Brief – Write out each line of the material again, word for word.

Records to process –
┌──
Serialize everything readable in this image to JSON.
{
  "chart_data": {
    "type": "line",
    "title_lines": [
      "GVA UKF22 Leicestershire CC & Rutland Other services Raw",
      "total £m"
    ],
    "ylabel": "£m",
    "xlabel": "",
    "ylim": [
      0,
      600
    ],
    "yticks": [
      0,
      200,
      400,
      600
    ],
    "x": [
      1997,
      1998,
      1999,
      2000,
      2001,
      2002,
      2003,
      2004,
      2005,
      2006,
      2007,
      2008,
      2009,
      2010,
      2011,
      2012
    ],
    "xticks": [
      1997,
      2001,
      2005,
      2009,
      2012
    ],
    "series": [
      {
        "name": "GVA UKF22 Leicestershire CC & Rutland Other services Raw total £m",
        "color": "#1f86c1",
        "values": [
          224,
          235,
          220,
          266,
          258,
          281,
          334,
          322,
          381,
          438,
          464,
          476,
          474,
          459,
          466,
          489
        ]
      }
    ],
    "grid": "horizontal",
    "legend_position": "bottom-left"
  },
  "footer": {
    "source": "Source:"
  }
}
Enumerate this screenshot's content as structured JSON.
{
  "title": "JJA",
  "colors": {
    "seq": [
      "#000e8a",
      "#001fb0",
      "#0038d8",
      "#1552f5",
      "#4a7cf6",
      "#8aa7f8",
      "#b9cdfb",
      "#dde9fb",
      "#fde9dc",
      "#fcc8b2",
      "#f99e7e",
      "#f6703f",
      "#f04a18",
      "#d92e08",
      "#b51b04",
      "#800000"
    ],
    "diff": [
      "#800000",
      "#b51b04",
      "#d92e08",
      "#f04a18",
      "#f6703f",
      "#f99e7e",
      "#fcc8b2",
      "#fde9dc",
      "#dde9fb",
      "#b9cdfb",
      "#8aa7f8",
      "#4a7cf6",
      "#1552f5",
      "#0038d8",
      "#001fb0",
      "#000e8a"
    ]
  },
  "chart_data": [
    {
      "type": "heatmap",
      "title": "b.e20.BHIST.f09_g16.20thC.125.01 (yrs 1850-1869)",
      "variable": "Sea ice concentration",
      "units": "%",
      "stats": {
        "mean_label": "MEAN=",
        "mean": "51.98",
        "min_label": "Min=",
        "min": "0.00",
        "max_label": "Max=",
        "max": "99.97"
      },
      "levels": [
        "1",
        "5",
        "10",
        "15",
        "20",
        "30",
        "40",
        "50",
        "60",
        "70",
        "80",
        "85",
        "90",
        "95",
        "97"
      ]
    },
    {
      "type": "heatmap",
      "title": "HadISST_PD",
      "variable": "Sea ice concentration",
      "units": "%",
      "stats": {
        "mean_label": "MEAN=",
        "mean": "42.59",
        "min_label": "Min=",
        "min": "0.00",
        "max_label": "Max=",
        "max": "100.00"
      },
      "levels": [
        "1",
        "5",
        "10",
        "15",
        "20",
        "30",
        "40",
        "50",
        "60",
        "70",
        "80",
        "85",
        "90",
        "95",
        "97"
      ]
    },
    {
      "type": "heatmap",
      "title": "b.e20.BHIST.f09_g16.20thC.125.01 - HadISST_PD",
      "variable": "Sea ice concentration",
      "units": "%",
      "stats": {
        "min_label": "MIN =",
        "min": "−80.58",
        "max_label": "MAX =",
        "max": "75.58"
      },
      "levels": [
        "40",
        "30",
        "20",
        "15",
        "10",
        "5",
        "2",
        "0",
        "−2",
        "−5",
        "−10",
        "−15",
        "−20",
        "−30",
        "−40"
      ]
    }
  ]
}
└──
Result –
Serialize everything readable in this image to JSON.
{
  "chart_data": {
    "type": "line",
    "title_lines": [
      "GVA UKF22 Leicestershire CC & Rutland Other services Raw",
      "total £m"
    ],
    "ylabel": "£m",
    "xlabel": "",
    "ylim": [
      0,
      600
    ],
    "yticks": [
      0,
      200,
      400,
      600
    ],
    "x": [
      1997,
      1998,
      1999,
      2000,
      2001,
      2002,
      2003,
      2004,
      2005,
      2006,
      2007,
      2008,
      2009,
      2010,
      2011,
      2012
    ],
    "xticks": [
      1997,
      2001,
      2005,
      2009,
      2012
    ],
    "series": [
      {
        "name": "GVA UKF22 Leicestershire CC & Rutland Other services Raw total £m",
        "color": "#1f86c1",
        "values": [
          224,
          235,
          220,
          266,
          258,
          281,
          334,
          322,
          381,
          438,
          464,
          476,
          474,
          459,
          466,
          489
        ]
      }
    ],
    "grid": "horizontal",
    "legend_position": "bottom-left"
  },
  "footer": {
    "source": "Source:"
  }
}
Enumerate this screenshot's content as structured JSON.
{
  "title": "JJA",
  "colors": {
    "seq": [
      "#000e8a",
      "#001fb0",
      "#0038d8",
      "#1552f5",
      "#4a7cf6",
      "#8aa7f8",
      "#b9cdfb",
      "#dde9fb",
      "#fde9dc",
      "#fcc8b2",
      "#f99e7e",
      "#f6703f",
      "#f04a18",
      "#d92e08",
      "#b51b04",
      "#800000"
    ],
    "diff": [
      "#800000",
      "#b51b04",
      "#d92e08",
      "#f04a18",
      "#f6703f",
      "#f99e7e",
      "#fcc8b2",
      "#fde9dc",
      "#dde9fb",
      "#b9cdfb",
      "#8aa7f8",
      "#4a7cf6",
      "#1552f5",
      "#0038d8",
      "#001fb0",
      "#000e8a"
    ]
  },
  "chart_data": [
    {
      "type": "heatmap",
      "title": "b.e20.BHIST.f09_g16.20thC.125.01 (yrs 1850-1869)",
      "variable": "Sea ice concentration",
      "units": "%",
      "stats": {
        "mean_label": "MEAN=",
        "mean": "51.98",
        "min_label": "Min=",
        "min": "0.00",
        "max_label": "Max=",
        "max": "99.97"
      },
      "levels": [
        "1",
        "5",
        "10",
        "15",
        "20",
        "30",
        "40",
        "50",
        "60",
        "70",
        "80",
        "85",
        "90",
        "95",
        "97"
      ]
    },
    {
      "type": "heatmap",
      "title": "HadISST_PD",
      "variable": "Sea ice concentration",
      "units": "%",
      "stats": {
        "mean_label": "MEAN=",
        "mean": "42.59",
        "min_label": "Min=",
        "min": "0.00",
        "max_label": "Max=",
        "max": "100.00"
      },
      "levels": [
        "1",
        "5",
        "10",
        "15",
        "20",
        "30",
        "40",
        "50",
        "60",
        "70",
        "80",
        "85",
        "90",
        "95",
        "97"
      ]
    },
    {
      "type": "heatmap",
      "title": "b.e20.BHIST.f09_g16.20thC.125.01 - HadISST_PD",
      "variable": "Sea ice concentration",
      "units": "%",
      "stats": {
        "min_label": "MIN =",
        "min": "−80.58",
        "max_label": "MAX =",
        "max": "75.58"
      },
      "levels": [
        "40",
        "30",
        "20",
        "15",
        "10",
        "5",
        "2",
        "0",
        "−2",
        "−5",
        "−10",
        "−15",
        "−20",
        "−30",
        "−40"
      ]
    }
  ]
}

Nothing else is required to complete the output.